Exercise aim
Retype every entry in its entirety, without alteration.

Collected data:
--- Start ---
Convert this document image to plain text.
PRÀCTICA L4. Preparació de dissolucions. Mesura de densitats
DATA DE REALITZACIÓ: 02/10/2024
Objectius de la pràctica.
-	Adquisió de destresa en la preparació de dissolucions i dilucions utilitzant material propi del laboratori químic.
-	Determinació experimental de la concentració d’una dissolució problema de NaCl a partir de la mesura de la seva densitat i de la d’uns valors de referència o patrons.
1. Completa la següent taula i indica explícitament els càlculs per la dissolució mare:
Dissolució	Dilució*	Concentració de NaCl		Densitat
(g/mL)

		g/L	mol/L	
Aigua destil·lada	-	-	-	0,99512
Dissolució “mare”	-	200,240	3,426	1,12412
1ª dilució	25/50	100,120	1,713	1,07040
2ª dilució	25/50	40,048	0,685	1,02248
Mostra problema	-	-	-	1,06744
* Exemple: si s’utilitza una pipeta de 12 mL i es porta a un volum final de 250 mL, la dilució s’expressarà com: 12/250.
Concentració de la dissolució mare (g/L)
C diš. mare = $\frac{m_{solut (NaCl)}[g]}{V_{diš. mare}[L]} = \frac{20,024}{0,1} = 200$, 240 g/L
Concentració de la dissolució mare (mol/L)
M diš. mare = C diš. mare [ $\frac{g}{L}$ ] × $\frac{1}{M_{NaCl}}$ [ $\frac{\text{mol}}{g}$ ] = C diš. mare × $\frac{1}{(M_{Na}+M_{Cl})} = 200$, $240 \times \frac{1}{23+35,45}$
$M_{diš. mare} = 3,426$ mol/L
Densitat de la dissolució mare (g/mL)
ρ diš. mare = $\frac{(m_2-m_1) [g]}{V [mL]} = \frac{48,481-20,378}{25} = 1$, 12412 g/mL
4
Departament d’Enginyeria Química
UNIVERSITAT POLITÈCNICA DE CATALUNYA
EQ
--- End ---
Answer to the task
Convert this document image to plain text.
PRÀCTICA L4. Preparació de dissolucions. Mesura de densitats
DATA DE REALITZACIÓ: 02/10/2024
Objectius de la pràctica.
-	Adquisió de destresa en la preparació de dissolucions i dilucions utilitzant material propi del laboratori químic.
-	Determinació experimental de la concentració d’una dissolució problema de NaCl a partir de la mesura de la seva densitat i de la d’uns valors de referència o patrons.
1. Completa la següent taula i indica explícitament els càlculs per la dissolució mare:
Dissolució	Dilució*	Concentració de NaCl		Densitat
(g/mL)

		g/L	mol/L	
Aigua destil·lada	-	-	-	0,99512
Dissolució “mare”	-	200,240	3,426	1,12412
1ª dilució	25/50	100,120	1,713	1,07040
2ª dilució	25/50	40,048	0,685	1,02248
Mostra problema	-	-	-	1,06744
* Exemple: si s’utilitza una pipeta de 12 mL i es porta a un volum final de 250 mL, la dilució s’expressarà com: 12/250.
Concentració de la dissolució mare (g/L)
C diš. mare = $\frac{m_{solut (NaCl)}[g]}{V_{diš. mare}[L]} = \frac{20,024}{0,1} = 200$, 240 g/L
Concentració de la dissolució mare (mol/L)
M diš. mare = C diš. mare [ $\frac{g}{L}$ ] × $\frac{1}{M_{NaCl}}$ [ $\frac{\text{mol}}{g}$ ] = C diš. mare × $\frac{1}{(M_{Na}+M_{Cl})} = 200$, $240 \times \frac{1}{23+35,45}$
$M_{diš. mare} = 3,426$ mol/L
Densitat de la dissolució mare (g/mL)
ρ diš. mare = $\frac{(m_2-m_1) [g]}{V [mL]} = \frac{48,481-20,378}{25} = 1$, 12412 g/mL
4
Departament d’Enginyeria Química
UNIVERSITAT POLITÈCNICA DE CATALUNYA
EQ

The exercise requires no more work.